**Aim of the task**
Below are some records. Copy every line in them that holds "timestamp".

**Records supplied**
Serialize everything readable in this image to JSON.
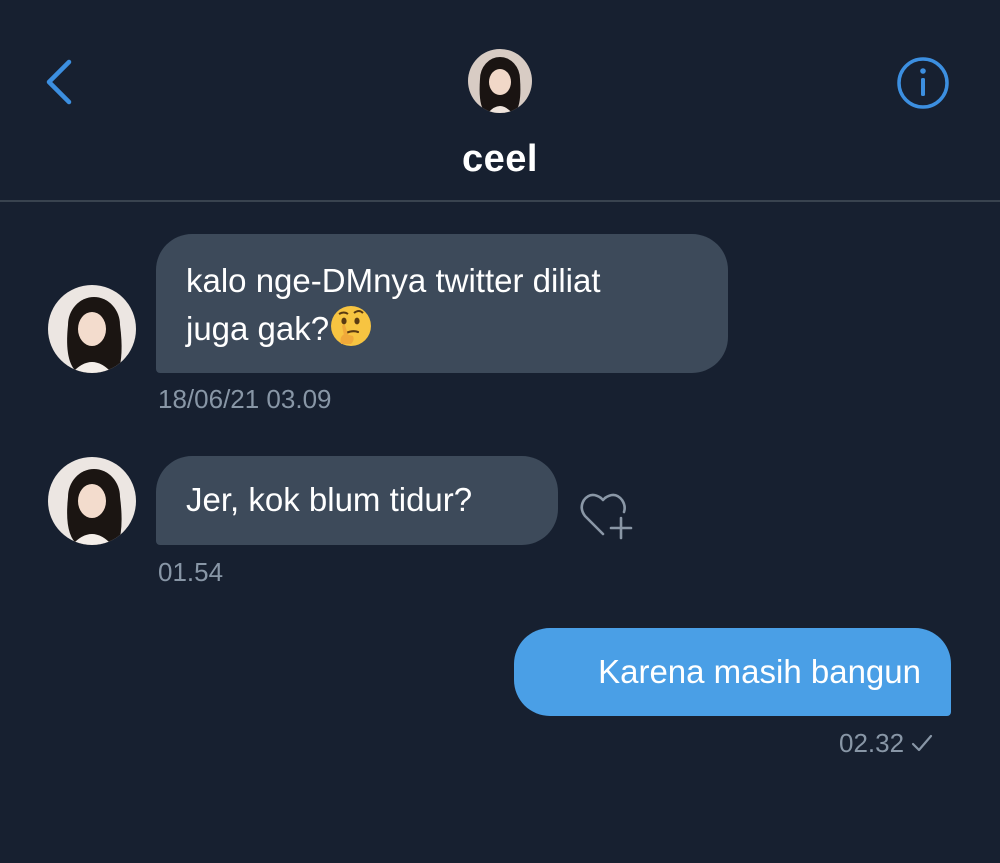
{
  "header": {
    "contact_name": "ceel",
    "back_icon": "chevron-left-icon",
    "info_icon": "info-circle-icon"
  },
  "messages": [
    {
      "direction": "incoming",
      "text_line1": "kalo nge-DMnya twitter diliat",
      "text_line2": "juga gak?",
      "emoji": "🤔",
      "timestamp": "18/06/21 03.09"
    },
    {
      "direction": "incoming",
      "text": "Jer, kok blum tidur?",
      "timestamp": "01.54",
      "reaction_icon": "heart-add-icon"
    },
    {
      "direction": "outgoing",
      "text": "Karena masih bangun",
      "timestamp": "02.32",
      "status_icon": "checkmark-icon"
    }
  ],
  "colors": {
    "background": "#172030",
    "incoming_bubble": "#3d4a5a",
    "outgoing_bubble": "#4a9fe6",
    "accent": "#3c8fe0",
    "timestamp": "#8896a6"
  }
}
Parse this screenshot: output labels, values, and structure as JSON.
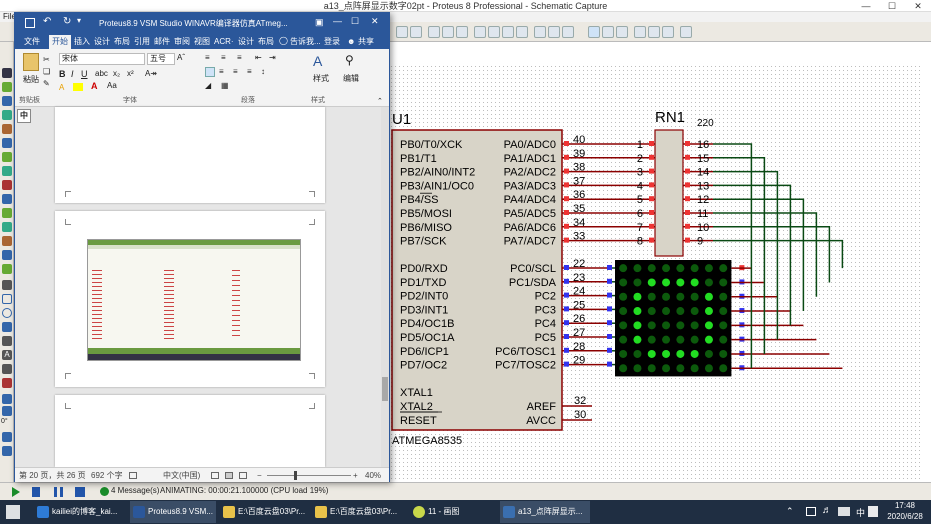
{
  "proteus": {
    "title": "a13_点阵屏显示数字02pt - Proteus 8 Professional - Schematic Capture",
    "menu_partial": "File",
    "status_msgs": "4 Message(s)",
    "status_anim": "ANIMATING: 00:00:21.100000 (CPU load 19%)",
    "angle": "0°"
  },
  "word": {
    "title": "Proteus8.9 VSM Studio WINAVR编译器仿真ATmeg...",
    "tabs": [
      "文件",
      "开始",
      "插入",
      "设计",
      "布局",
      "引用",
      "邮件",
      "审阅",
      "视图",
      "ACR·",
      "设计",
      "布局"
    ],
    "tell_me": "告诉我...",
    "login": "登录",
    "share": "共享",
    "paste": "粘贴",
    "clipboard": "剪贴板",
    "font_name": "宋体",
    "font_size": "五号",
    "font_group": "字体",
    "para_group": "段落",
    "style_btn": "样式",
    "style_group": "样式",
    "edit_btn": "编辑",
    "ime": "中",
    "page_info": "第 20 页，共 26 页",
    "word_count": "692 个字",
    "lang": "中文(中国)",
    "zoom": "40%"
  },
  "schematic": {
    "u1_ref": "U1",
    "u1_part": "ATMEGA8535",
    "rn1_ref": "RN1",
    "rn1_value": "220",
    "left_pins": [
      "PB0/T0/XCK",
      "PB1/T1",
      "PB2/AIN0/INT2",
      "PB3/AIN1/OC0",
      "PB4/SS",
      "PB5/MOSI",
      "PB6/MISO",
      "PB7/SCK",
      "PD0/RXD",
      "PD1/TXD",
      "PD2/INT0",
      "PD3/INT1",
      "PD4/OC1B",
      "PD5/OC1A",
      "PD6/ICP1",
      "PD7/OC2",
      "XTAL1",
      "XTAL2",
      "RESET"
    ],
    "right_pins": [
      "PA0/ADC0",
      "PA1/ADC1",
      "PA2/ADC2",
      "PA3/ADC3",
      "PA4/ADC4",
      "PA5/ADC5",
      "PA6/ADC6",
      "PA7/ADC7",
      "PC0/SCL",
      "PC1/SDA",
      "PC2",
      "PC3",
      "PC4",
      "PC5",
      "PC6/TOSC1",
      "PC7/TOSC2",
      "AREF",
      "AVCC"
    ],
    "pa_nums": [
      "40",
      "39",
      "38",
      "37",
      "36",
      "35",
      "34",
      "33"
    ],
    "pc_nums": [
      "22",
      "23",
      "24",
      "25",
      "26",
      "27",
      "28",
      "29"
    ],
    "aref_nums": [
      "32",
      "30"
    ],
    "rn_left": [
      "1",
      "2",
      "3",
      "4",
      "5",
      "6",
      "7",
      "8"
    ],
    "rn_right": [
      "16",
      "15",
      "14",
      "13",
      "12",
      "11",
      "10",
      "9"
    ],
    "matrix_on": [
      [
        0,
        0,
        0,
        0,
        0,
        0,
        0,
        0
      ],
      [
        0,
        0,
        1,
        1,
        1,
        1,
        0,
        0
      ],
      [
        0,
        1,
        0,
        0,
        0,
        0,
        1,
        0
      ],
      [
        0,
        1,
        0,
        0,
        0,
        0,
        1,
        0
      ],
      [
        0,
        1,
        0,
        0,
        0,
        0,
        1,
        0
      ],
      [
        0,
        1,
        0,
        0,
        0,
        0,
        1,
        0
      ],
      [
        0,
        0,
        1,
        1,
        1,
        1,
        0,
        0
      ],
      [
        0,
        0,
        0,
        0,
        0,
        0,
        0,
        0
      ]
    ],
    "colors": {
      "wire": "#0a4a14",
      "pin": "#8b0000",
      "led_on": "#22dd22",
      "led_off": "#0c5a0c",
      "body": "#d8d4c8"
    }
  },
  "taskbar": {
    "items": [
      "kailiei的博客_kai...",
      "Proteus8.9 VSM...",
      "E:\\百度云盘03\\Pr...",
      "E:\\百度云盘03\\Pr...",
      "11 - 画图",
      "a13_点阵屏显示..."
    ],
    "time": "17:48",
    "date": "2020/6/28",
    "tray": "中"
  }
}
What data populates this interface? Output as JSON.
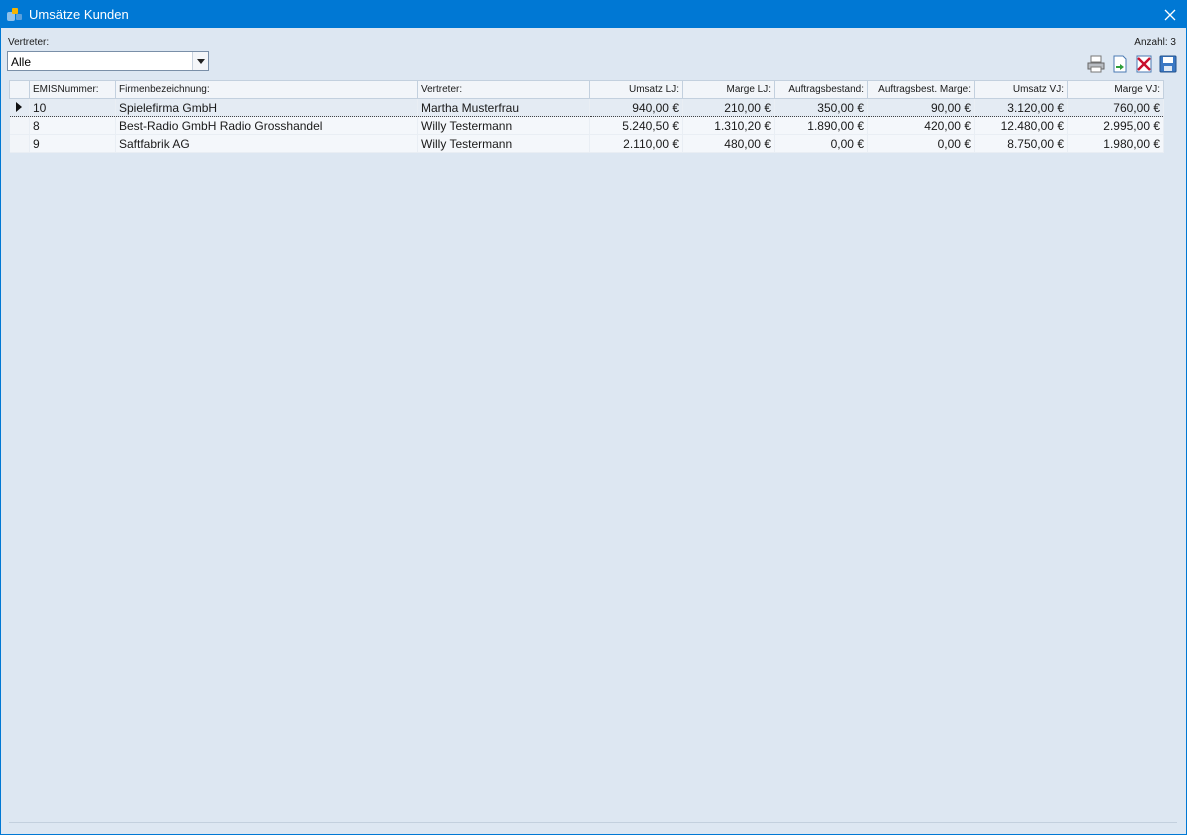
{
  "window": {
    "title": "Umsätze Kunden"
  },
  "filter": {
    "label": "Vertreter:",
    "selected": "Alle"
  },
  "count_label": "Anzahl: 3",
  "toolbar": {
    "items": [
      "printer-icon",
      "export-icon",
      "delete-icon",
      "save-icon"
    ]
  },
  "table": {
    "headers": [
      "EMISNummer:",
      "Firmenbezeichnung:",
      "Vertreter:",
      "Umsatz LJ:",
      "Marge LJ:",
      "Auftragsbestand:",
      "Auftragsbest. Marge:",
      "Umsatz VJ:",
      "Marge VJ:"
    ],
    "rows": [
      [
        "10",
        "Spielefirma GmbH",
        "Martha Musterfrau",
        "940,00 €",
        "210,00 €",
        "350,00 €",
        "90,00 €",
        "3.120,00 €",
        "760,00 €"
      ],
      [
        "8",
        "Best-Radio GmbH Radio Grosshandel",
        "Willy Testermann",
        "5.240,50 €",
        "1.310,20 €",
        "1.890,00 €",
        "420,00 €",
        "12.480,00 €",
        "2.995,00 €"
      ],
      [
        "9",
        "Saftfabrik AG",
        "Willy Testermann",
        "2.110,00 €",
        "480,00 €",
        "0,00 €",
        "0,00 €",
        "8.750,00 €",
        "1.980,00 €"
      ]
    ],
    "selected_row": 0
  },
  "colors": {
    "titlebar": "#0078d4",
    "background": "#dde7f2"
  }
}
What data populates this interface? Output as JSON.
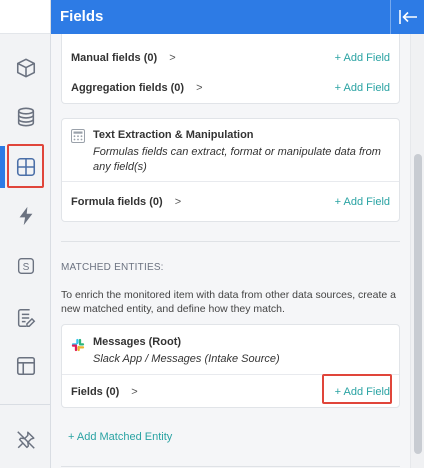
{
  "header": {
    "title": "Fields"
  },
  "rail": {
    "items": [
      {
        "id": "cube",
        "icon": "cube-icon"
      },
      {
        "id": "database",
        "icon": "database-icon"
      },
      {
        "id": "fields",
        "icon": "grid-icon",
        "active": true
      },
      {
        "id": "actions",
        "icon": "bolt-icon"
      },
      {
        "id": "scripts",
        "icon": "s-box-icon"
      },
      {
        "id": "notes",
        "icon": "note-edit-icon"
      },
      {
        "id": "layout",
        "icon": "layout-icon"
      },
      {
        "id": "unpin",
        "icon": "unpin-icon"
      }
    ]
  },
  "colors": {
    "header": "#2d7be5",
    "link": "#2aa3a3",
    "highlight": "#e0453a"
  },
  "basic_card": {
    "rows": [
      {
        "label": "Manual fields (0)",
        "chevron": ">",
        "action": "+ Add Field"
      },
      {
        "label": "Aggregation fields (0)",
        "chevron": ">",
        "action": "+ Add Field"
      }
    ]
  },
  "text_card": {
    "title": "Text Extraction & Manipulation",
    "subtitle": "Formulas fields can extract, format or manipulate data from any field(s)",
    "rows": [
      {
        "label": "Formula fields (0)",
        "chevron": ">",
        "action": "+ Add Field"
      }
    ]
  },
  "matched": {
    "label": "MATCHED ENTITIES:",
    "description": "To enrich the monitored item with data from other data sources, create a new matched entity, and define how they match.",
    "entity": {
      "title": "Messages (Root)",
      "subtitle": "Slack App / Messages (Intake Source)",
      "rows": [
        {
          "label": "Fields (0)",
          "chevron": ">",
          "action": "+ Add Field"
        }
      ]
    },
    "add_entity": "+ Add Matched Entity"
  }
}
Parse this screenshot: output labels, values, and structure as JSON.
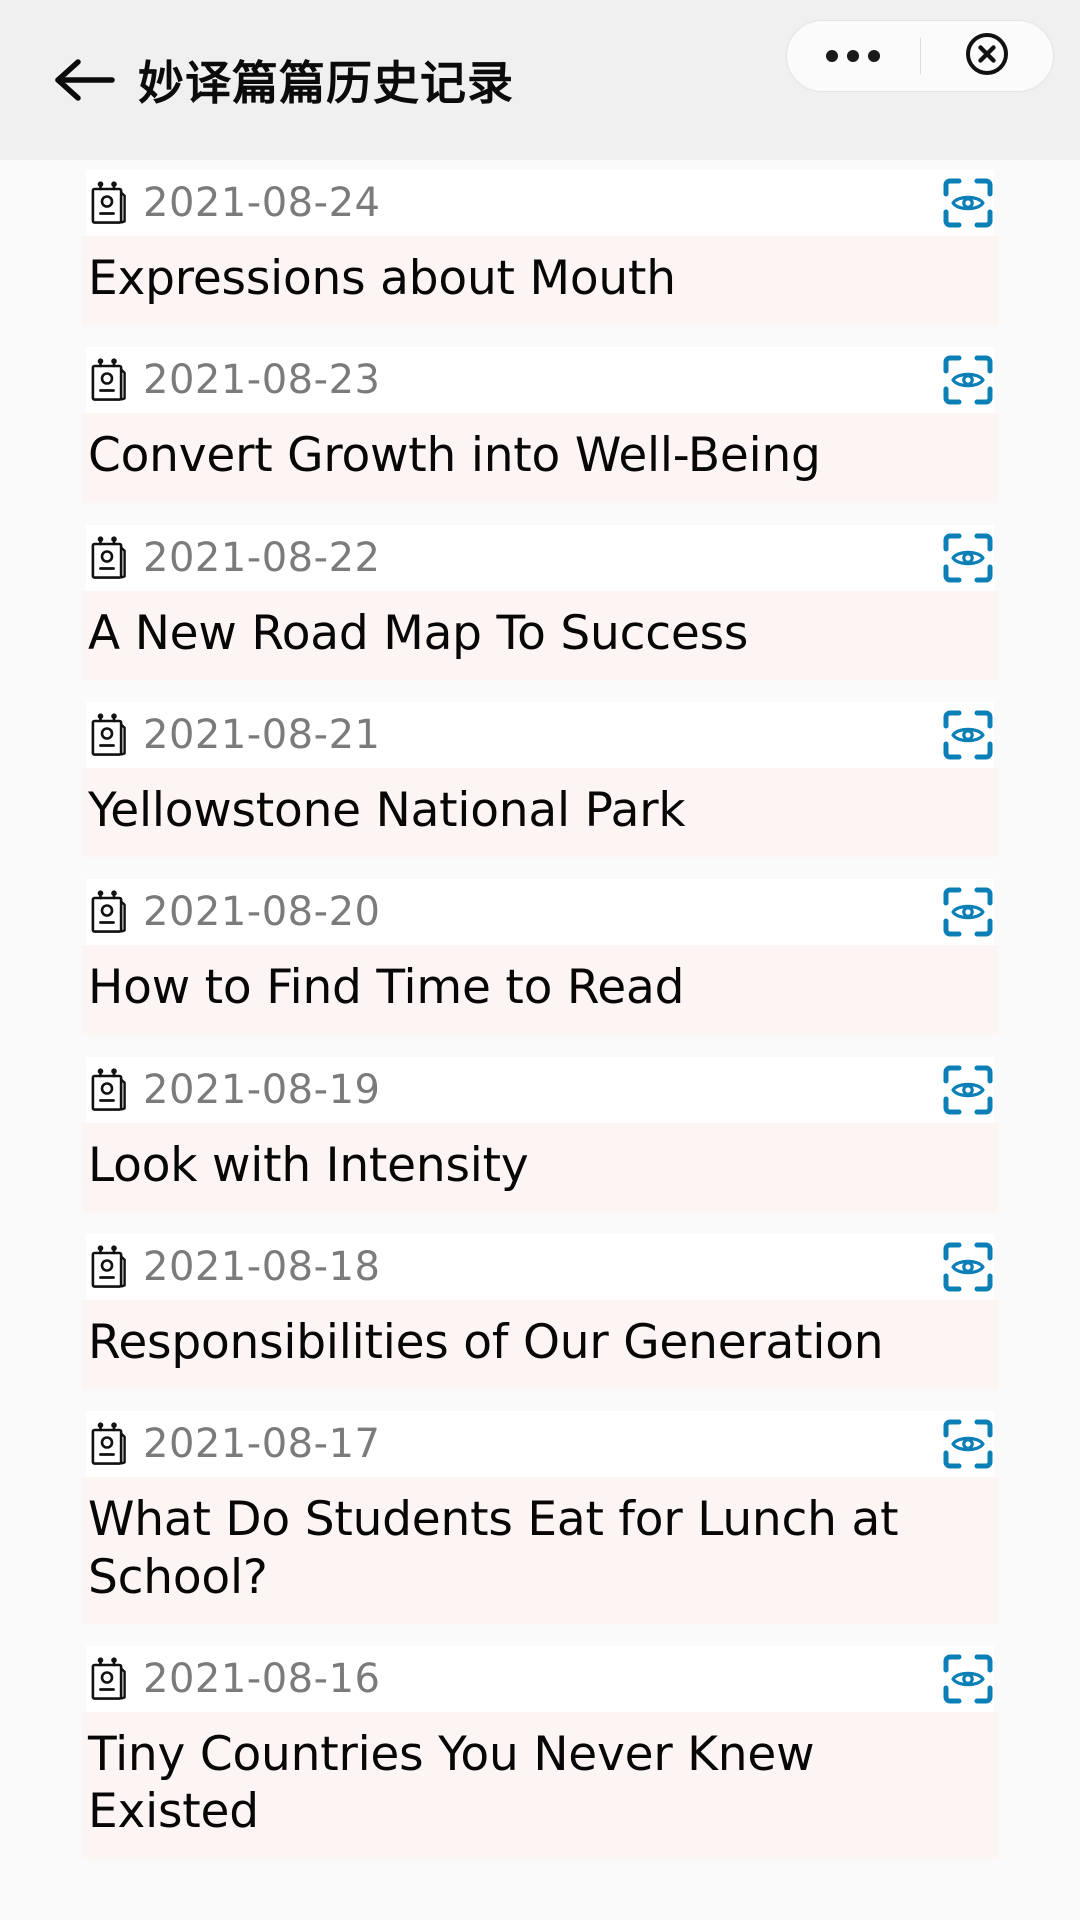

**Finished exercise**
      "timestamp": "18/06/21 03.09"
      "timestamp": "01.54",
      "timestamp": "02.32",
    "timestamp": "#8896a6"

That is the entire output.